# GOAL
Exact repetition of every entry is required.

╭─ EXTRACTED MATERIAL

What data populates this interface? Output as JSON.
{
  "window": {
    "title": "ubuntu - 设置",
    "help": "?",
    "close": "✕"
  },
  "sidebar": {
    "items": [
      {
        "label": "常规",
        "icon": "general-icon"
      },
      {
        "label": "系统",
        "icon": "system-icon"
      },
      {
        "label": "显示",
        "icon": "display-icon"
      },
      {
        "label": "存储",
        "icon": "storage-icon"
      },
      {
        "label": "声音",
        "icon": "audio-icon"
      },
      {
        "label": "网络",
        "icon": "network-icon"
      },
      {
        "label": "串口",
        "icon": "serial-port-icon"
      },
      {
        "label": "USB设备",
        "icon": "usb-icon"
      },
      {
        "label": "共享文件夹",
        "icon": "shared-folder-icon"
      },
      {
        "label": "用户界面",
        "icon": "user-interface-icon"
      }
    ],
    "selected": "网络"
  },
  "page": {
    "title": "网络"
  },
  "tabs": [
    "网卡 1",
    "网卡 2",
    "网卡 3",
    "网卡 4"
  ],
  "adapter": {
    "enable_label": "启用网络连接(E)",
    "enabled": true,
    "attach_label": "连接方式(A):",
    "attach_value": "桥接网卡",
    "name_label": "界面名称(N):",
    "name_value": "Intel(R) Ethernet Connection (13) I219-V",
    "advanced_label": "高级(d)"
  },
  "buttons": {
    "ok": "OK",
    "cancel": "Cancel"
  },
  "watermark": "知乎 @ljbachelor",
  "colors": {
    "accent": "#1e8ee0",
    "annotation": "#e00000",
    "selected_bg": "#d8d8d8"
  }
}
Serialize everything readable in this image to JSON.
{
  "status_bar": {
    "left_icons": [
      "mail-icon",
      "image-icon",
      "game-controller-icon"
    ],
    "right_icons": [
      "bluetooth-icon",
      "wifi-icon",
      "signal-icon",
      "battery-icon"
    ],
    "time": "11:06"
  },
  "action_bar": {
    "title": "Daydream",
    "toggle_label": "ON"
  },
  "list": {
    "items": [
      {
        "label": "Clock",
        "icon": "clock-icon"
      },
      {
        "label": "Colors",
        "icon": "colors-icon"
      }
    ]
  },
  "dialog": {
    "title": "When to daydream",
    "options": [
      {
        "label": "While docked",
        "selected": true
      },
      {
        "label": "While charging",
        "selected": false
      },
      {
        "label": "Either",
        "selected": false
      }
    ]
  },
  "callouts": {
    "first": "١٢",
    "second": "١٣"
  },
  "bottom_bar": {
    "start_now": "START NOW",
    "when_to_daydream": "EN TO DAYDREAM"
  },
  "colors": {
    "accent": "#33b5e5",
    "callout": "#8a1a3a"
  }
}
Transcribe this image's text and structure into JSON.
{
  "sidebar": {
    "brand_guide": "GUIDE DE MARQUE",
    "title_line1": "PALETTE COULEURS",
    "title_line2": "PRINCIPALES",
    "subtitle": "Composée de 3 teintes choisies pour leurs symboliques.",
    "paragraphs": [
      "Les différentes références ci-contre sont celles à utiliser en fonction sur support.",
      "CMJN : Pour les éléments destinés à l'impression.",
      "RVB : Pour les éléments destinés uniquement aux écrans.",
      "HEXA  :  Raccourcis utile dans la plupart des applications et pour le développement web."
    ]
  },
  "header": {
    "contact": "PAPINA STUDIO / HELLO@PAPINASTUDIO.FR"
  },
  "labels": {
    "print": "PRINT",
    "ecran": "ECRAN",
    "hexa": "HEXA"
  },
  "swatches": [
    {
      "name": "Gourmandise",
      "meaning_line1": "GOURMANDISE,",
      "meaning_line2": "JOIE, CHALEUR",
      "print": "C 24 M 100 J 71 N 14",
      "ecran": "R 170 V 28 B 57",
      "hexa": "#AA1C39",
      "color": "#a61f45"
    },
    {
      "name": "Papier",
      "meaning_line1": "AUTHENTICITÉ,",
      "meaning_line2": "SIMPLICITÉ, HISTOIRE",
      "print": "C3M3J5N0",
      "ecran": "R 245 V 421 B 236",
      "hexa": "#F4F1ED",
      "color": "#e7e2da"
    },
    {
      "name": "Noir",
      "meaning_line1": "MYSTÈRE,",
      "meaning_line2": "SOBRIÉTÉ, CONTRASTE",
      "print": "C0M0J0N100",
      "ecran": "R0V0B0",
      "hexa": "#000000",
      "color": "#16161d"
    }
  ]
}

╰─

# EXPECTED ANSWER
What data populates this interface? Output as JSON.
{
  "window": {
    "title": "ubuntu - 设置",
    "help": "?",
    "close": "✕"
  },
  "sidebar": {
    "items": [
      {
        "label": "常规",
        "icon": "general-icon"
      },
      {
        "label": "系统",
        "icon": "system-icon"
      },
      {
        "label": "显示",
        "icon": "display-icon"
      },
      {
        "label": "存储",
        "icon": "storage-icon"
      },
      {
        "label": "声音",
        "icon": "audio-icon"
      },
      {
        "label": "网络",
        "icon": "network-icon"
      },
      {
        "label": "串口",
        "icon": "serial-port-icon"
      },
      {
        "label": "USB设备",
        "icon": "usb-icon"
      },
      {
        "label": "共享文件夹",
        "icon": "shared-folder-icon"
      },
      {
        "label": "用户界面",
        "icon": "user-interface-icon"
      }
    ],
    "selected": "网络"
  },
  "page": {
    "title": "网络"
  },
  "tabs": [
    "网卡 1",
    "网卡 2",
    "网卡 3",
    "网卡 4"
  ],
  "adapter": {
    "enable_label": "启用网络连接(E)",
    "enabled": true,
    "attach_label": "连接方式(A):",
    "attach_value": "桥接网卡",
    "name_label": "界面名称(N):",
    "name_value": "Intel(R) Ethernet Connection (13) I219-V",
    "advanced_label": "高级(d)"
  },
  "buttons": {
    "ok": "OK",
    "cancel": "Cancel"
  },
  "watermark": "知乎 @ljbachelor",
  "colors": {
    "accent": "#1e8ee0",
    "annotation": "#e00000",
    "selected_bg": "#d8d8d8"
  }
}
Serialize everything readable in this image to JSON.
{
  "status_bar": {
    "left_icons": [
      "mail-icon",
      "image-icon",
      "game-controller-icon"
    ],
    "right_icons": [
      "bluetooth-icon",
      "wifi-icon",
      "signal-icon",
      "battery-icon"
    ],
    "time": "11:06"
  },
  "action_bar": {
    "title": "Daydream",
    "toggle_label": "ON"
  },
  "list": {
    "items": [
      {
        "label": "Clock",
        "icon": "clock-icon"
      },
      {
        "label": "Colors",
        "icon": "colors-icon"
      }
    ]
  },
  "dialog": {
    "title": "When to daydream",
    "options": [
      {
        "label": "While docked",
        "selected": true
      },
      {
        "label": "While charging",
        "selected": false
      },
      {
        "label": "Either",
        "selected": false
      }
    ]
  },
  "callouts": {
    "first": "١٢",
    "second": "١٣"
  },
  "bottom_bar": {
    "start_now": "START NOW",
    "when_to_daydream": "EN TO DAYDREAM"
  },
  "colors": {
    "accent": "#33b5e5",
    "callout": "#8a1a3a"
  }
}
Transcribe this image's text and structure into JSON.
{
  "sidebar": {
    "brand_guide": "GUIDE DE MARQUE",
    "title_line1": "PALETTE COULEURS",
    "title_line2": "PRINCIPALES",
    "subtitle": "Composée de 3 teintes choisies pour leurs symboliques.",
    "paragraphs": [
      "Les différentes références ci-contre sont celles à utiliser en fonction sur support.",
      "CMJN : Pour les éléments destinés à l'impression.",
      "RVB : Pour les éléments destinés uniquement aux écrans.",
      "HEXA  :  Raccourcis utile dans la plupart des applications et pour le développement web."
    ]
  },
  "header": {
    "contact": "PAPINA STUDIO / HELLO@PAPINASTUDIO.FR"
  },
  "labels": {
    "print": "PRINT",
    "ecran": "ECRAN",
    "hexa": "HEXA"
  },
  "swatches": [
    {
      "name": "Gourmandise",
      "meaning_line1": "GOURMANDISE,",
      "meaning_line2": "JOIE, CHALEUR",
      "print": "C 24 M 100 J 71 N 14",
      "ecran": "R 170 V 28 B 57",
      "hexa": "#AA1C39",
      "color": "#a61f45"
    },
    {
      "name": "Papier",
      "meaning_line1": "AUTHENTICITÉ,",
      "meaning_line2": "SIMPLICITÉ, HISTOIRE",
      "print": "C3M3J5N0",
      "ecran": "R 245 V 421 B 236",
      "hexa": "#F4F1ED",
      "color": "#e7e2da"
    },
    {
      "name": "Noir",
      "meaning_line1": "MYSTÈRE,",
      "meaning_line2": "SOBRIÉTÉ, CONTRASTE",
      "print": "C0M0J0N100",
      "ecran": "R0V0B0",
      "hexa": "#000000",
      "color": "#16161d"
    }
  ]
}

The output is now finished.